[Data records]
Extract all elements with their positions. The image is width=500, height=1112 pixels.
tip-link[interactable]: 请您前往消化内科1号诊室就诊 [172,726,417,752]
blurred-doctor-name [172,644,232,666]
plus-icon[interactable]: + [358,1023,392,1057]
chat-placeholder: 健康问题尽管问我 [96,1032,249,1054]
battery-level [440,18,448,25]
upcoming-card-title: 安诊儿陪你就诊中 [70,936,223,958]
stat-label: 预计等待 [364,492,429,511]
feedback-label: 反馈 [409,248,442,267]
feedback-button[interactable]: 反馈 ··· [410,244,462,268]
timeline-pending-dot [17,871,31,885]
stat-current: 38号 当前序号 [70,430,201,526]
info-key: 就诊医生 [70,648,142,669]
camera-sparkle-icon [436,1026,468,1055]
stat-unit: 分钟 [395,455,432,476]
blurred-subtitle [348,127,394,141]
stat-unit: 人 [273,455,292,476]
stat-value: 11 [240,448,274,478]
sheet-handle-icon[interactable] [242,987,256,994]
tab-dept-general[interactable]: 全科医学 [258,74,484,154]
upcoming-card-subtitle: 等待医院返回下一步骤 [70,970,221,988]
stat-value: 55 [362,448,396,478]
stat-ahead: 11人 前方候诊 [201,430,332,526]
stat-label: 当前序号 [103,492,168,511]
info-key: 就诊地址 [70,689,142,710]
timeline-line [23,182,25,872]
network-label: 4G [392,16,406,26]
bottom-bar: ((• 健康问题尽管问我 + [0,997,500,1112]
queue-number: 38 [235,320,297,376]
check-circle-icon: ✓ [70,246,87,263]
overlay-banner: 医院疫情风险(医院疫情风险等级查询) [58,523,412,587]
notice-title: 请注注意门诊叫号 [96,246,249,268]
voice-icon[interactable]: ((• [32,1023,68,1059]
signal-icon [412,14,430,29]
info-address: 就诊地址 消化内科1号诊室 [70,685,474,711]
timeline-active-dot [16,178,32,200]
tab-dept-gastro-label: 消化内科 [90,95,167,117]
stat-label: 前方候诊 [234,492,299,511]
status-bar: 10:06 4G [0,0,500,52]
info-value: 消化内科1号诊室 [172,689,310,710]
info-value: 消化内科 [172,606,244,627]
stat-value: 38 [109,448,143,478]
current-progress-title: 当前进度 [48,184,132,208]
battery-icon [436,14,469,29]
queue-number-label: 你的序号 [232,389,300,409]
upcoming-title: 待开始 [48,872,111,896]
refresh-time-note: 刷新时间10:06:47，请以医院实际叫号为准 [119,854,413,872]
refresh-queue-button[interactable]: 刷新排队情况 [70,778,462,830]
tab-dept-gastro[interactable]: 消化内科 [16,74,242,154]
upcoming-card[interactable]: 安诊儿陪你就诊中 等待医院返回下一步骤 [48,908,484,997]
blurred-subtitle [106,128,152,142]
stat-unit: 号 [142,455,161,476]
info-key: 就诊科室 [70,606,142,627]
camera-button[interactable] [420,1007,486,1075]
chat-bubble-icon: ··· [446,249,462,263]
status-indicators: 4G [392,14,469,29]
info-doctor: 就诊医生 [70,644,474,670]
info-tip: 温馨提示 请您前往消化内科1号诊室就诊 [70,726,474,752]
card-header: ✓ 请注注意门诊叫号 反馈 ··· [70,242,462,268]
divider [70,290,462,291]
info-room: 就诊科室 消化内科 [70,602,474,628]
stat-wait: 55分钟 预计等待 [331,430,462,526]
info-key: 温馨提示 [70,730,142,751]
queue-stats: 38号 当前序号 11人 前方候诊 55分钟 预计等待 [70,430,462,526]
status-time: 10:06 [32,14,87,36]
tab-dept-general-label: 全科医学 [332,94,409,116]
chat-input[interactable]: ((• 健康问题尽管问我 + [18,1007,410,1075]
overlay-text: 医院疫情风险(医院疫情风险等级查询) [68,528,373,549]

Written instruction:
Copy every line of the items above, keeping each one identical.

Result:
Extract all elements with their positions. The image is width=500, height=1112 pixels.
tip-link[interactable]: 请您前往消化内科1号诊室就诊 [172,726,417,752]
blurred-doctor-name [172,644,232,666]
plus-icon[interactable]: + [358,1023,392,1057]
chat-placeholder: 健康问题尽管问我 [96,1032,249,1054]
battery-level [440,18,448,25]
upcoming-card-title: 安诊儿陪你就诊中 [70,936,223,958]
stat-label: 预计等待 [364,492,429,511]
feedback-label: 反馈 [409,248,442,267]
feedback-button[interactable]: 反馈 ··· [410,244,462,268]
timeline-pending-dot [17,871,31,885]
stat-current: 38号 当前序号 [70,430,201,526]
info-key: 就诊医生 [70,648,142,669]
camera-sparkle-icon [436,1026,468,1055]
stat-unit: 分钟 [395,455,432,476]
blurred-subtitle [348,127,394,141]
stat-unit: 人 [273,455,292,476]
stat-value: 11 [240,448,274,478]
sheet-handle-icon[interactable] [242,987,256,994]
tab-dept-general[interactable]: 全科医学 [258,74,484,154]
upcoming-card-subtitle: 等待医院返回下一步骤 [70,970,221,988]
stat-value: 55 [362,448,396,478]
stat-ahead: 11人 前方候诊 [201,430,332,526]
stat-label: 当前序号 [103,492,168,511]
info-key: 就诊地址 [70,689,142,710]
timeline-line [23,182,25,872]
network-label: 4G [392,16,406,26]
bottom-bar: ((• 健康问题尽管问我 + [0,997,500,1112]
queue-number: 38 [235,320,297,376]
check-circle-icon: ✓ [70,246,87,263]
overlay-banner: 医院疫情风险(医院疫情风险等级查询) [58,523,412,587]
notice-title: 请注注意门诊叫号 [96,246,249,268]
voice-icon[interactable]: ((• [32,1023,68,1059]
signal-icon [412,14,430,29]
info-address: 就诊地址 消化内科1号诊室 [70,685,474,711]
timeline-active-dot [16,178,32,200]
tab-dept-gastro-label: 消化内科 [90,95,167,117]
stat-label: 前方候诊 [234,492,299,511]
status-bar: 10:06 4G [0,0,500,52]
info-value: 消化内科1号诊室 [172,689,310,710]
info-value: 消化内科 [172,606,244,627]
stat-value: 38 [109,448,143,478]
current-progress-title: 当前进度 [48,184,132,208]
battery-icon [436,14,469,29]
queue-number-label: 你的序号 [232,389,300,409]
upcoming-title: 待开始 [48,872,111,896]
refresh-time-note: 刷新时间10:06:47，请以医院实际叫号为准 [119,854,413,872]
refresh-queue-button[interactable]: 刷新排队情况 [70,778,462,830]
tab-dept-gastro[interactable]: 消化内科 [16,74,242,154]
upcoming-card[interactable]: 安诊儿陪你就诊中 等待医院返回下一步骤 [48,908,484,997]
blurred-subtitle [106,128,152,142]
stat-unit: 号 [142,455,161,476]
info-key: 就诊科室 [70,606,142,627]
camera-button[interactable] [420,1007,486,1075]
chat-bubble-icon: ··· [446,249,462,263]
status-indicators: 4G [392,14,469,29]
info-doctor: 就诊医生 [70,644,474,670]
info-tip: 温馨提示 请您前往消化内科1号诊室就诊 [70,726,474,752]
card-header: ✓ 请注注意门诊叫号 反馈 ··· [70,242,462,268]
divider [70,290,462,291]
info-room: 就诊科室 消化内科 [70,602,474,628]
stat-wait: 55分钟 预计等待 [331,430,462,526]
info-key: 温馨提示 [70,730,142,751]
queue-stats: 38号 当前序号 11人 前方候诊 55分钟 预计等待 [70,430,462,526]
status-time: 10:06 [32,14,87,36]
tab-dept-general-label: 全科医学 [332,94,409,116]
chat-input[interactable]: ((• 健康问题尽管问我 + [18,1007,410,1075]
overlay-text: 医院疫情风险(医院疫情风险等级查询) [68,528,373,549]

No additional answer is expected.